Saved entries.
━━━━━━━━━━━━━━━━━━━━━━━━━━━━━━

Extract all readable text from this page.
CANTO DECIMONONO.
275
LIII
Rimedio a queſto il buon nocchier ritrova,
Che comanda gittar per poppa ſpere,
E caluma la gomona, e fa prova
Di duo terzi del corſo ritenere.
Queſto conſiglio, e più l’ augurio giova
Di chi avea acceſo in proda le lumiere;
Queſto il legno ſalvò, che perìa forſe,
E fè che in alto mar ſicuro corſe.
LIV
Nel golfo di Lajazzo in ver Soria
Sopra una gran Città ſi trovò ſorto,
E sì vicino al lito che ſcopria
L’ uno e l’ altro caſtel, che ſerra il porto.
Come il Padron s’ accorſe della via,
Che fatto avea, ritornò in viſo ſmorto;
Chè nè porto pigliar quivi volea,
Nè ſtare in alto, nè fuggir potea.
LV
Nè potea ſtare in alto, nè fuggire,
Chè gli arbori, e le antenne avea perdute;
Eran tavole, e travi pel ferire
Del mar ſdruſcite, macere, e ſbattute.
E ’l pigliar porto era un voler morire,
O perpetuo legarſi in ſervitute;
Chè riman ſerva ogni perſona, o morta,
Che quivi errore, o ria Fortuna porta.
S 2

━━━━━━━━━━━━━━━━━━━━━━━━━━━━━━

Repeat each record exactly, leaving nothing out.

Result.
Extract all readable text from this page.
CANTO DECIMONONO.
275
LIII
Rimedio a queſto il buon nocchier ritrova,
Che comanda gittar per poppa ſpere,
E caluma la gomona, e fa prova
Di duo terzi del corſo ritenere.
Queſto conſiglio, e più l’ augurio giova
Di chi avea acceſo in proda le lumiere;
Queſto il legno ſalvò, che perìa forſe,
E fè che in alto mar ſicuro corſe.
LIV
Nel golfo di Lajazzo in ver Soria
Sopra una gran Città ſi trovò ſorto,
E sì vicino al lito che ſcopria
L’ uno e l’ altro caſtel, che ſerra il porto.
Come il Padron s’ accorſe della via,
Che fatto avea, ritornò in viſo ſmorto;
Chè nè porto pigliar quivi volea,
Nè ſtare in alto, nè fuggir potea.
LV
Nè potea ſtare in alto, nè fuggire,
Chè gli arbori, e le antenne avea perdute;
Eran tavole, e travi pel ferire
Del mar ſdruſcite, macere, e ſbattute.
E ’l pigliar porto era un voler morire,
O perpetuo legarſi in ſervitute;
Chè riman ſerva ogni perſona, o morta,
Che quivi errore, o ria Fortuna porta.
S 2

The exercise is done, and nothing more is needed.